--- START ---

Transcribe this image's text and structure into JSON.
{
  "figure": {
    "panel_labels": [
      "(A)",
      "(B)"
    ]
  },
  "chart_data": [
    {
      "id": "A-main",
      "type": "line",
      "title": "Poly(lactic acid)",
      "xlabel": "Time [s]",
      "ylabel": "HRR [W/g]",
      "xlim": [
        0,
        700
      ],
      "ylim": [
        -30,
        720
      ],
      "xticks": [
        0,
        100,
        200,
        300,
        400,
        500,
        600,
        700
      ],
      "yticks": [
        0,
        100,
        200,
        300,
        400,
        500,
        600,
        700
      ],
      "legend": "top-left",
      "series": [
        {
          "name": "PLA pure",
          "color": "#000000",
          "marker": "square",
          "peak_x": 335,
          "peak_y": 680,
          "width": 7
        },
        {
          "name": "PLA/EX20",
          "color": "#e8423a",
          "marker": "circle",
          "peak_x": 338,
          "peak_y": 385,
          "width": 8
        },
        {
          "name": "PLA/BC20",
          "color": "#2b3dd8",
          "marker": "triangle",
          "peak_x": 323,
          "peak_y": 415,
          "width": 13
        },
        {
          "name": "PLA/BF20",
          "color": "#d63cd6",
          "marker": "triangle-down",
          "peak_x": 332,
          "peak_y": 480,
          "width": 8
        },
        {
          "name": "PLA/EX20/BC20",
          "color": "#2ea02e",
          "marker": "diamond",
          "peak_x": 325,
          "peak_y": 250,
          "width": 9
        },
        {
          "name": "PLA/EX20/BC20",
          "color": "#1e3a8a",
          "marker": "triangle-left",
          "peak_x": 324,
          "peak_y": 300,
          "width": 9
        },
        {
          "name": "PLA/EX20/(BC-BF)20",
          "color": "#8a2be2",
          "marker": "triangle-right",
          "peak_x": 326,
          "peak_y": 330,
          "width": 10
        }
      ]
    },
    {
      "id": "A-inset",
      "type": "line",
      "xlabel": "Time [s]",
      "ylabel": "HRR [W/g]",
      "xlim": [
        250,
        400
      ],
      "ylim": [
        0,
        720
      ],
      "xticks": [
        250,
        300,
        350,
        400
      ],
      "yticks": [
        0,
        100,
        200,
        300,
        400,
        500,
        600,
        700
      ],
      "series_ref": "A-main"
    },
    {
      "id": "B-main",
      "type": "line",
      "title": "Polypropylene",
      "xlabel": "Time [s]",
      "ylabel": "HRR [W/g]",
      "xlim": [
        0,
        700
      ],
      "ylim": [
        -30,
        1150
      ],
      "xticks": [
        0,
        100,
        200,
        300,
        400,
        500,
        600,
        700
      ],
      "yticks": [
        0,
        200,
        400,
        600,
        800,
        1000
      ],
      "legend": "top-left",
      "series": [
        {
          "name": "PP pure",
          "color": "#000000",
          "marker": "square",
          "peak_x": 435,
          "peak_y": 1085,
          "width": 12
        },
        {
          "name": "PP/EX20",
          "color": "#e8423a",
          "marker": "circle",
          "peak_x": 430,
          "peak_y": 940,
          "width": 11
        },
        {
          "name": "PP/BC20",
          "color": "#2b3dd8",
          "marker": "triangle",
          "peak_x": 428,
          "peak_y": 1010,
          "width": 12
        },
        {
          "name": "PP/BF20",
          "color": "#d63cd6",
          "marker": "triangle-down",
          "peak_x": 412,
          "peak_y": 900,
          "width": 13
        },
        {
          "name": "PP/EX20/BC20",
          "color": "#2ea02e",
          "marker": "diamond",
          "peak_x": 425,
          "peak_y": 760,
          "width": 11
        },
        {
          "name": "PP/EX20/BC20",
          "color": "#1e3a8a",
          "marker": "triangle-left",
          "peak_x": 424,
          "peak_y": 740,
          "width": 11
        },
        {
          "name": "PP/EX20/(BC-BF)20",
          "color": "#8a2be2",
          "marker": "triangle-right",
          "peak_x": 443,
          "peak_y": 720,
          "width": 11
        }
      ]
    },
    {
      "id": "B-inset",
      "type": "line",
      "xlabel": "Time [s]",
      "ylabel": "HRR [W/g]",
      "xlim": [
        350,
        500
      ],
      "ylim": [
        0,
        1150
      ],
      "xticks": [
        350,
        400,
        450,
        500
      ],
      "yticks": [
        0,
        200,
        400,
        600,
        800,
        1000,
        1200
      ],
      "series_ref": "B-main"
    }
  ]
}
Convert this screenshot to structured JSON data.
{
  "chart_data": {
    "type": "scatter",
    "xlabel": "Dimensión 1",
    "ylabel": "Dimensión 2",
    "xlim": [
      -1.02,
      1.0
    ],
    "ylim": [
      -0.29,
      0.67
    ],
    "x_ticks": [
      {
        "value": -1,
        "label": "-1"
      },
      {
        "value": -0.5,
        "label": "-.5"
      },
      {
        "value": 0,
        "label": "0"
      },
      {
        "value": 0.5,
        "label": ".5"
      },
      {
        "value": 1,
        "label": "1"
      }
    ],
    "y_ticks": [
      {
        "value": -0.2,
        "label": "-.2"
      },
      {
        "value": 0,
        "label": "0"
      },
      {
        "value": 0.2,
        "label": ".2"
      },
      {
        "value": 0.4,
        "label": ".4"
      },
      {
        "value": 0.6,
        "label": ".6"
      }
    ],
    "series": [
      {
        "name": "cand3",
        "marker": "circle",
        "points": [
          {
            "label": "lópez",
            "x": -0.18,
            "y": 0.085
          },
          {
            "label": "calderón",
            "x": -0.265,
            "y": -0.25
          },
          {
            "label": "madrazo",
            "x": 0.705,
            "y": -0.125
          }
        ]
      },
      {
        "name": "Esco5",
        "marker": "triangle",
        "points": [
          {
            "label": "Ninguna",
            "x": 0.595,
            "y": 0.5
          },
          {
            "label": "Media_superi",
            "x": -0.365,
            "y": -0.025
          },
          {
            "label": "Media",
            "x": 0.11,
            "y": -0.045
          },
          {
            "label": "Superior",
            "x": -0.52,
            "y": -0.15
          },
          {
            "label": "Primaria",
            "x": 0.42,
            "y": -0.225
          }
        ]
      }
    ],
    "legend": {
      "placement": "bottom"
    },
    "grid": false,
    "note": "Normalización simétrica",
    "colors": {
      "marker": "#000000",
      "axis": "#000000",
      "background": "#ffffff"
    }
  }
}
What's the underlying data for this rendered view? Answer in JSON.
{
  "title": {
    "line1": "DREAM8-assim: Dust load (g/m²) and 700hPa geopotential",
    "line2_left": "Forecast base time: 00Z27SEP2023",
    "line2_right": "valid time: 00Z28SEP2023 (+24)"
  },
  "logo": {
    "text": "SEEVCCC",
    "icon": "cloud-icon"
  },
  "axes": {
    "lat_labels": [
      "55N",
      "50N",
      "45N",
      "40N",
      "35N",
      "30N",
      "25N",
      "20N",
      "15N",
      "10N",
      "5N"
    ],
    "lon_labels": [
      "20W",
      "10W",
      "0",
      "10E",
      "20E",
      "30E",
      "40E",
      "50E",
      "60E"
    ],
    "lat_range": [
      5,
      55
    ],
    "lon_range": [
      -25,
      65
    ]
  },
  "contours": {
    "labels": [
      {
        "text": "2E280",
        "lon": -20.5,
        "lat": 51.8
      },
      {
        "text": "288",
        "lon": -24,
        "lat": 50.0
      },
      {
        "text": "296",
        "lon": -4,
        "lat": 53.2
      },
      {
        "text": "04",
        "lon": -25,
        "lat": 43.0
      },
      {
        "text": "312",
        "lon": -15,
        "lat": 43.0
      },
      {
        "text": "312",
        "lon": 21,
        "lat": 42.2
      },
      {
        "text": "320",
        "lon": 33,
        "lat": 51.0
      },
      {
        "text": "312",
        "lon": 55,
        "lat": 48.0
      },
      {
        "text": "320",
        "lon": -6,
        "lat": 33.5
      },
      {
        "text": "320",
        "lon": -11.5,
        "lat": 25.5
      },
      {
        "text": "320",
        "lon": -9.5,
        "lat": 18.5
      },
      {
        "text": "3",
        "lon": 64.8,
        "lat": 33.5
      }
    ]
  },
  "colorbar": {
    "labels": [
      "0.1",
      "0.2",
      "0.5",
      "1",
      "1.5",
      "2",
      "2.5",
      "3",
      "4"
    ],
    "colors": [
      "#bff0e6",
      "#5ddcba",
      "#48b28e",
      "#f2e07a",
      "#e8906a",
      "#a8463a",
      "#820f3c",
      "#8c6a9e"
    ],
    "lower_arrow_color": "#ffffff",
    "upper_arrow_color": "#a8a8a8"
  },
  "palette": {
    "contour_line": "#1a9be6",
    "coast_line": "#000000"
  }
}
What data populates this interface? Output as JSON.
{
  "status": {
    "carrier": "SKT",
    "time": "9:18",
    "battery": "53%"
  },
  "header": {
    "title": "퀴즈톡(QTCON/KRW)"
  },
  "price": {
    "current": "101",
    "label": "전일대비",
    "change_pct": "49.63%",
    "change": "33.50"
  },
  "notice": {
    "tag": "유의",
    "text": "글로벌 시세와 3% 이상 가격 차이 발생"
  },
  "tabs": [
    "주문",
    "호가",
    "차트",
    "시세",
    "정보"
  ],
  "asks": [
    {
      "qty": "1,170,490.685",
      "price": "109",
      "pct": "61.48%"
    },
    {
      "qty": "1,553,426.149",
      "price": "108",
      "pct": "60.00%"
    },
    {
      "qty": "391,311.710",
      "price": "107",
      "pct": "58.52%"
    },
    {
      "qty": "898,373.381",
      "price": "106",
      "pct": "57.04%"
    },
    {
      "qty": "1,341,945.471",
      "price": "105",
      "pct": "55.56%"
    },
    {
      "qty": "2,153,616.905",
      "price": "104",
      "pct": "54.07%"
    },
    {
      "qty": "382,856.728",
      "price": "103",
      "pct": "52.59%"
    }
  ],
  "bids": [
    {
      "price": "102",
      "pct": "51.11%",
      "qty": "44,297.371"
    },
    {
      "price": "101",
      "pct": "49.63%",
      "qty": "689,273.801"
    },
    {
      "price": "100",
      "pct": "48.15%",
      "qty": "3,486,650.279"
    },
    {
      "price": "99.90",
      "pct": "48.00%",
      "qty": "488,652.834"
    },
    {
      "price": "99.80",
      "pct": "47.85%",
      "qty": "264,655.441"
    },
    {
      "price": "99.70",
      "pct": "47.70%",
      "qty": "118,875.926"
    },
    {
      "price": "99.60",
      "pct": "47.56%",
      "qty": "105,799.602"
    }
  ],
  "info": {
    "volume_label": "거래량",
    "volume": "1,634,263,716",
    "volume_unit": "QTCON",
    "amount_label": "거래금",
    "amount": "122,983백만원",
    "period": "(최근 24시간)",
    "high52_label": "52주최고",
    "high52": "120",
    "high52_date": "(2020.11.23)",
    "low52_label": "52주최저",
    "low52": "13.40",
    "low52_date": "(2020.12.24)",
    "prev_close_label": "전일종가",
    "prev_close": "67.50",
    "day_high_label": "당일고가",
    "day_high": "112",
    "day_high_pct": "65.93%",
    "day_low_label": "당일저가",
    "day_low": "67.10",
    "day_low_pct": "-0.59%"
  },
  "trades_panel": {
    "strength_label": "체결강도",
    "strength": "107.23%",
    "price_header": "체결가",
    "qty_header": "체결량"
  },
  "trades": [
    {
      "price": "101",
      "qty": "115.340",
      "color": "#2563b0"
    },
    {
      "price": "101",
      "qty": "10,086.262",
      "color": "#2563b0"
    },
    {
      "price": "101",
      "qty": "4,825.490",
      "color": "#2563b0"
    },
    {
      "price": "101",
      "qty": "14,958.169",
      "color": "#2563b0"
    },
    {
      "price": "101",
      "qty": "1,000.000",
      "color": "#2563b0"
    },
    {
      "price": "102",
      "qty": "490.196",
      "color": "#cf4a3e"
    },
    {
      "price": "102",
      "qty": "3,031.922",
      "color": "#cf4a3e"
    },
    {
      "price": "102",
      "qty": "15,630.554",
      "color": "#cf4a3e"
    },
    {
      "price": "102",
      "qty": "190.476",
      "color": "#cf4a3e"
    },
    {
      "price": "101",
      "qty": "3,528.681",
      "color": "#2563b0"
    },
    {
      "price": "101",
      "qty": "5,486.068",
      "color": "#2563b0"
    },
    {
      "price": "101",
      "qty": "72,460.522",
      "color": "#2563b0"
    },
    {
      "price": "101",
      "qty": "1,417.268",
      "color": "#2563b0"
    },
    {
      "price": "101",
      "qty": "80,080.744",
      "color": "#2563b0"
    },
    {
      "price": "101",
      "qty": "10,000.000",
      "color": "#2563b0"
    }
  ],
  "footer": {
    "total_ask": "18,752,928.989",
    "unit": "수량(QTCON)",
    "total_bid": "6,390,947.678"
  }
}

--- END ---

Using the entries above, tally how many lines have the word "main" in them; write the number and nothing more.

4